● **TASK TO COMPLETE**: Copy each line holding the string "filhos".

------------------------------------------------------------

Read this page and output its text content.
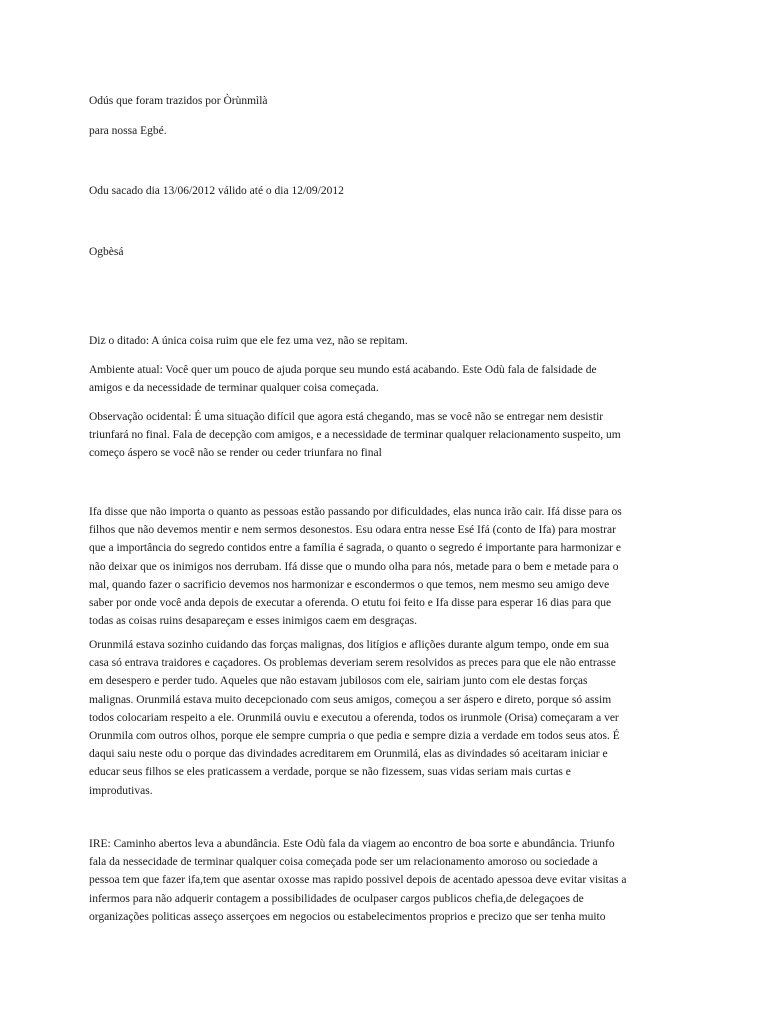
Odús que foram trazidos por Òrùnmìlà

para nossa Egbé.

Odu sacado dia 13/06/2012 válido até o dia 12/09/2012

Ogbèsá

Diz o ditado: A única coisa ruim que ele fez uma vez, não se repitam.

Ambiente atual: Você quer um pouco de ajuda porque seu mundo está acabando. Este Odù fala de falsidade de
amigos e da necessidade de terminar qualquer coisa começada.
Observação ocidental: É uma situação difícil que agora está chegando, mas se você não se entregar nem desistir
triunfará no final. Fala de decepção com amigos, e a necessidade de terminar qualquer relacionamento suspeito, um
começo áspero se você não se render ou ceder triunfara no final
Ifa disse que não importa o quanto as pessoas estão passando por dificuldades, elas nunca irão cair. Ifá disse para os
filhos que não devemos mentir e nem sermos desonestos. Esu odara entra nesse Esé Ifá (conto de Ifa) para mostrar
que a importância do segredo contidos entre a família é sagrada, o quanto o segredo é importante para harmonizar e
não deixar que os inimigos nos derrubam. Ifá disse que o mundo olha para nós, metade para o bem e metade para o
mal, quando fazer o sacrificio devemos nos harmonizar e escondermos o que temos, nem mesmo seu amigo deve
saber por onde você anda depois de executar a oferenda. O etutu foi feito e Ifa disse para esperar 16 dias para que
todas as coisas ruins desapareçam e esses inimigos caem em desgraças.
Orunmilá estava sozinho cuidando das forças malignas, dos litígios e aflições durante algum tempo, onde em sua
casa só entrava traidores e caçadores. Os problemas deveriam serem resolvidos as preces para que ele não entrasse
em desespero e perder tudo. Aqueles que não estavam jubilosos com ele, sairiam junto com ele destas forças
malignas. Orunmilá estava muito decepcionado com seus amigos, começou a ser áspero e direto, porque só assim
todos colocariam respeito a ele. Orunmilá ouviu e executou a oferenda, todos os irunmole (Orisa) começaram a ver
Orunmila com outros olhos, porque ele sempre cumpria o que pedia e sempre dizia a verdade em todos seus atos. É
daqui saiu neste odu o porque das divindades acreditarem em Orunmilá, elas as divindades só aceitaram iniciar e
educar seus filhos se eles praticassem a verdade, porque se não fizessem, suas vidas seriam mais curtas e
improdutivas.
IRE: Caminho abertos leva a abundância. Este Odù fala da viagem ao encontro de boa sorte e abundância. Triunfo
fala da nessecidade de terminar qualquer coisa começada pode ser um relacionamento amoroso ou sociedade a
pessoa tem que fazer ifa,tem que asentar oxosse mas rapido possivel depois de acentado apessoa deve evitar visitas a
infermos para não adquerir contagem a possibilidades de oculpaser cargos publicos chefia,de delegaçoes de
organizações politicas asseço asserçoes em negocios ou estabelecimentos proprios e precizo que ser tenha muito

------------------------------------------------------------

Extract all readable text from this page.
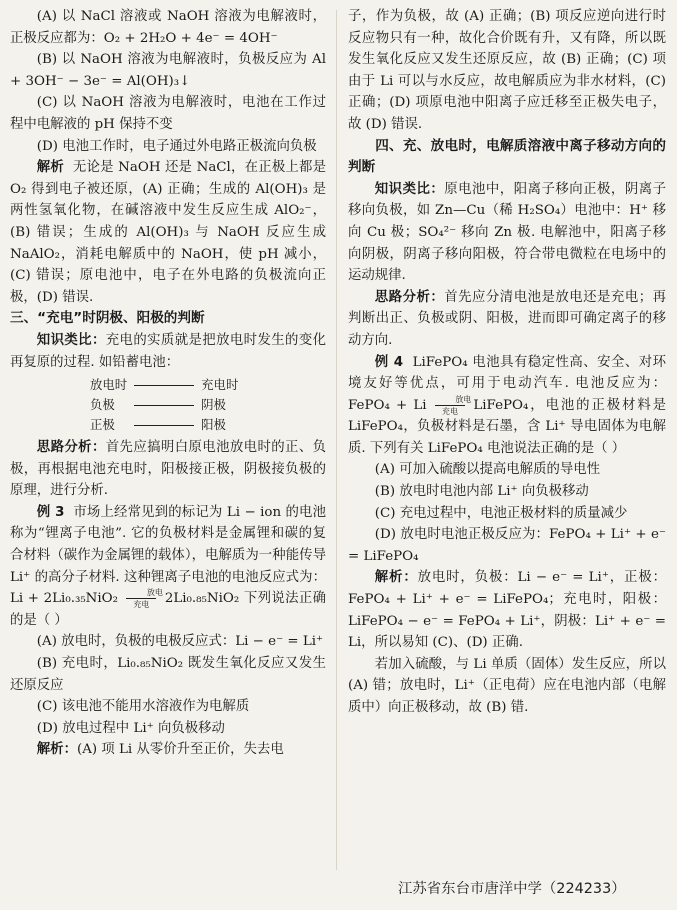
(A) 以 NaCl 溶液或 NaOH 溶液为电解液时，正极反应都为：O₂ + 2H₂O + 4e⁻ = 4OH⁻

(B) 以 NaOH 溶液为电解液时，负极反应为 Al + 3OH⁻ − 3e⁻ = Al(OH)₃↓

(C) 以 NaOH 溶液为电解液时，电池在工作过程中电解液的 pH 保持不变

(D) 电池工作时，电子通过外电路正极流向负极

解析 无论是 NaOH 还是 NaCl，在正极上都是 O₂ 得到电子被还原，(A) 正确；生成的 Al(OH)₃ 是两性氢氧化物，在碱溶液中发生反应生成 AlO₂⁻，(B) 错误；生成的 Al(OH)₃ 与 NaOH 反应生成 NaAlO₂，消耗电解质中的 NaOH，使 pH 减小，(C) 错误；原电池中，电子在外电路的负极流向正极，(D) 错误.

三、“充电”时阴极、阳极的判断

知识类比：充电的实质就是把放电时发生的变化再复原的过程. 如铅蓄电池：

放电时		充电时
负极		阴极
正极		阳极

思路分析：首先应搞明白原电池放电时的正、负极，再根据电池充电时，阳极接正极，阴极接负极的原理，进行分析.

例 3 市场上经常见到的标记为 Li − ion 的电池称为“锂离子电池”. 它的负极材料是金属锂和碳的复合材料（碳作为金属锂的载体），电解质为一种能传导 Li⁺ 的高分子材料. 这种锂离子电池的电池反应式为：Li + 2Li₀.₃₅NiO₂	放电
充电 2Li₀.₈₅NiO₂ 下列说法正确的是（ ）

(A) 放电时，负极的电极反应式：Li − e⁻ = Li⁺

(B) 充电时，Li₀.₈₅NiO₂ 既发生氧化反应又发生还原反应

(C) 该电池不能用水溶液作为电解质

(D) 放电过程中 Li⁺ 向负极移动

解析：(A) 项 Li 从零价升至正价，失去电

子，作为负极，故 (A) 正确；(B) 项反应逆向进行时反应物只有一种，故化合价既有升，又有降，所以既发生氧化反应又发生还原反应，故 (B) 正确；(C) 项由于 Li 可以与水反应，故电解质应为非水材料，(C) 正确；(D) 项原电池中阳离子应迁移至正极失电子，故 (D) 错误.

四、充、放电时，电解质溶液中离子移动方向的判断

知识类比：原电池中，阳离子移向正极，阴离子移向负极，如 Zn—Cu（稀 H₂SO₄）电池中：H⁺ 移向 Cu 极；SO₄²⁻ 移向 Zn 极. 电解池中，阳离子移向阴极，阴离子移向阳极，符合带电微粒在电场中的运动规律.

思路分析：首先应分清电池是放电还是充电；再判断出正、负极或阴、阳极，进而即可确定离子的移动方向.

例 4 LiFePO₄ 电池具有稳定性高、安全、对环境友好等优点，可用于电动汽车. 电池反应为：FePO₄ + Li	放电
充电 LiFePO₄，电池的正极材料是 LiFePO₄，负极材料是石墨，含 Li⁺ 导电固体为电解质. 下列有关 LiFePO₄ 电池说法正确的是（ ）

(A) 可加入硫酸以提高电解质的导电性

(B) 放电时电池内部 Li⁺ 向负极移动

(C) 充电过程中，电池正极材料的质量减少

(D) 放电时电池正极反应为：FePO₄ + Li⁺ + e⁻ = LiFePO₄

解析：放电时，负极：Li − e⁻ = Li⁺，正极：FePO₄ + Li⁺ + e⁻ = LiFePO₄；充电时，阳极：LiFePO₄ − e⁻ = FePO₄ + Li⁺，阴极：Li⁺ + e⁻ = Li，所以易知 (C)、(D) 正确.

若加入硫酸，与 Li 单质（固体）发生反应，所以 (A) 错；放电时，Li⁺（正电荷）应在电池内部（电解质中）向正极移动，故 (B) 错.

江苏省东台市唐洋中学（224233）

------------------------------------------------------------

● **OUTPUT OF THE TASK**:
filhos que não devemos mentir e nem sermos desonestos. Esu odara entra nesse Esé Ifá (conto de Ifa) para mostrar
educar seus filhos se eles praticassem a verdade, porque se não fizessem, suas vidas seriam mais curtas e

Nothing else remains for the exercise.